[Dataset rows]

* BEGIN *

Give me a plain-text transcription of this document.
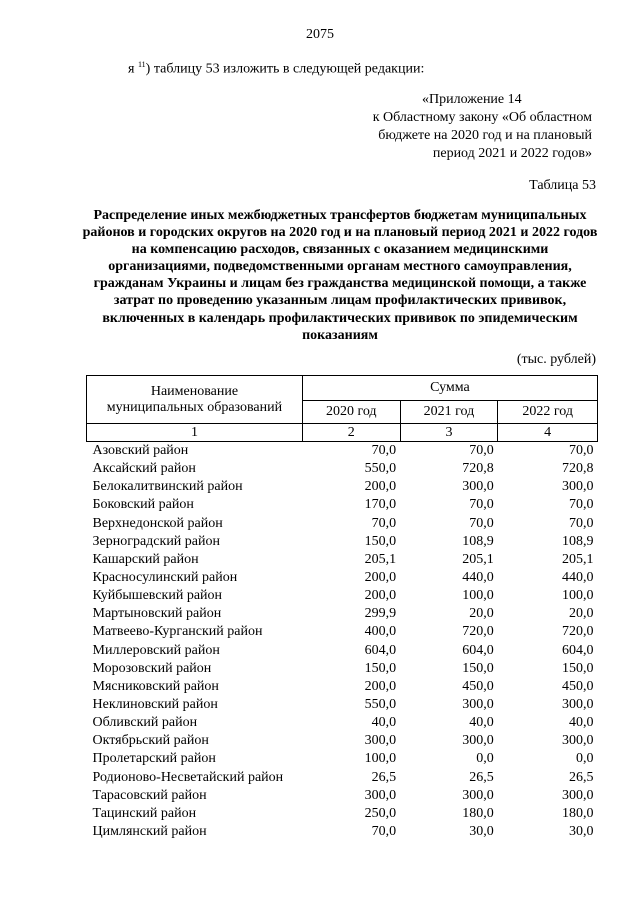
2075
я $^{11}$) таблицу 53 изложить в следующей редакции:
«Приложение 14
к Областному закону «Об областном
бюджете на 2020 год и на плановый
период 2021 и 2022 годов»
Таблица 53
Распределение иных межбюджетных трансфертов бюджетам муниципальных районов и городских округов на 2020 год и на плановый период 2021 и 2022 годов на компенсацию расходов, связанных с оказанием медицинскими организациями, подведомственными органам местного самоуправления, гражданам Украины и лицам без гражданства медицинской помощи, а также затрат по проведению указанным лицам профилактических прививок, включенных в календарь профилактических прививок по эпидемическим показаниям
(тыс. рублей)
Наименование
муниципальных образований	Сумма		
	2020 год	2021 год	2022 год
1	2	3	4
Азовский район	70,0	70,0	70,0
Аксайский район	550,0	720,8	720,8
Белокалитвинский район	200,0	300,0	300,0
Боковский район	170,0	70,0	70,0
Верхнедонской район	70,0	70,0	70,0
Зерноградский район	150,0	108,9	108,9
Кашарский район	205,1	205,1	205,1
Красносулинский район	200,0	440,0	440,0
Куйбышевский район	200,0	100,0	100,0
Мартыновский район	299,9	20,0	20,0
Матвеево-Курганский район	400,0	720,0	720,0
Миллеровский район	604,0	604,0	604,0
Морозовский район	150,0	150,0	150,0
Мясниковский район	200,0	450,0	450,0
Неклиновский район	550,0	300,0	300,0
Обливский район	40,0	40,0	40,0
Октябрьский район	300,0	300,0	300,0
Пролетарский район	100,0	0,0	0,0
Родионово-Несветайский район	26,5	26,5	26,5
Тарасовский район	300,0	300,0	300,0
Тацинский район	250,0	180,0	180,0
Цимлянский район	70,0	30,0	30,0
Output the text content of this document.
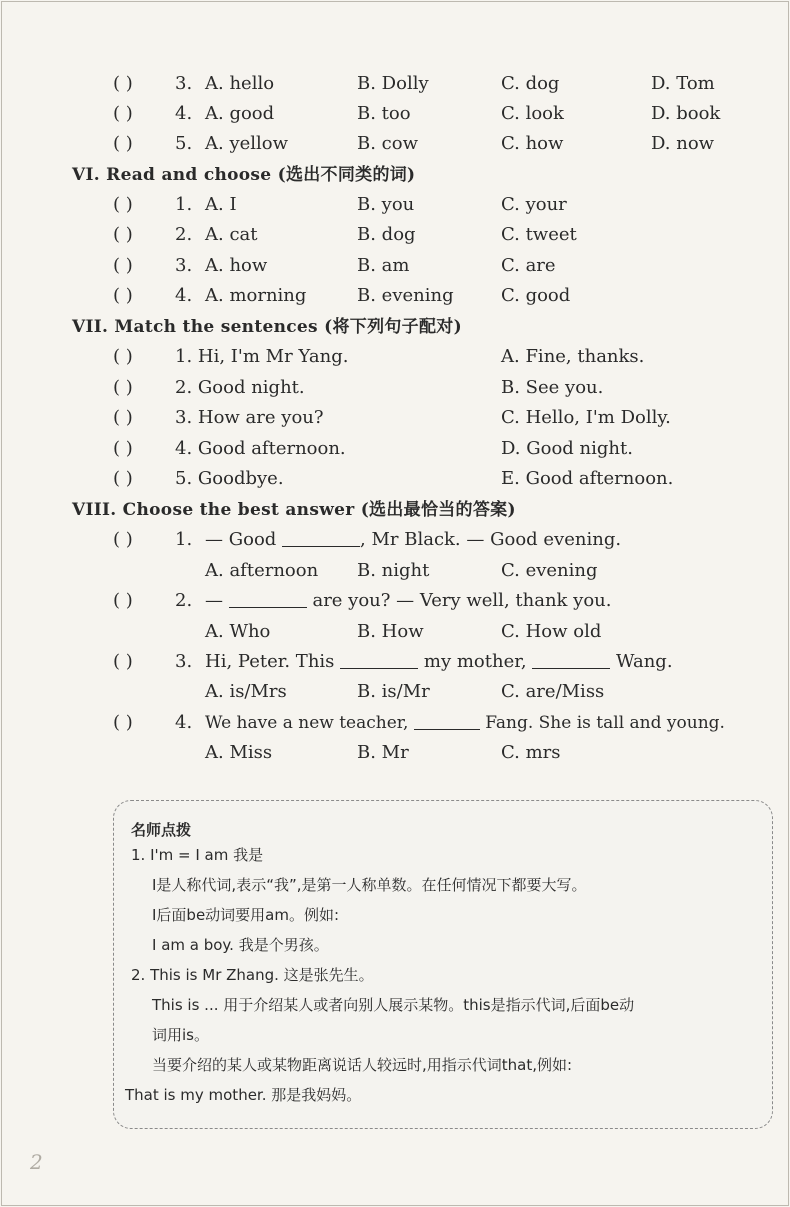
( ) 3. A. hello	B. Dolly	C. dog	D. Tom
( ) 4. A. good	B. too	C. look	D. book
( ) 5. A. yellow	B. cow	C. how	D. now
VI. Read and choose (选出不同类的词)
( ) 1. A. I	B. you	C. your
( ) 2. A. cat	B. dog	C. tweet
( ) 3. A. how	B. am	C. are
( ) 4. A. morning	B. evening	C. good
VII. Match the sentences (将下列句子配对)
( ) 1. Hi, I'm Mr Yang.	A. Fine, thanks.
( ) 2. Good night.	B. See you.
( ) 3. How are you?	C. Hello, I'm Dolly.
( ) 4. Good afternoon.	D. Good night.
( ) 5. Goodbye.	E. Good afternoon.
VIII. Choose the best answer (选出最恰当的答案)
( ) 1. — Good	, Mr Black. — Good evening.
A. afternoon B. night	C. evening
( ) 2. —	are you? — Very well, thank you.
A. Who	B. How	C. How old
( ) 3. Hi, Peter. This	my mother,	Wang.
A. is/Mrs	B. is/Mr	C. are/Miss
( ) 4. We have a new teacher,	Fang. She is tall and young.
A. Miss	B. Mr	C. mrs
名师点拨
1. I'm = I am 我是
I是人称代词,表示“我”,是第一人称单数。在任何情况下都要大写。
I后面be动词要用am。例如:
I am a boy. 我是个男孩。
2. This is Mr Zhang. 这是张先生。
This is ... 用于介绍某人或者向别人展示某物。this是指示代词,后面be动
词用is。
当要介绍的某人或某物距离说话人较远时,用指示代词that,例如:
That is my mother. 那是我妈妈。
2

* END *

**Task objective:** Gather each line from the entries above that includes the word "afternoon".

**Answer to the problem:**
( ) 4. Good afternoon.	D. Good night.
( ) 5. Goodbye.	E. Good afternoon.
A. afternoon B. night	C. evening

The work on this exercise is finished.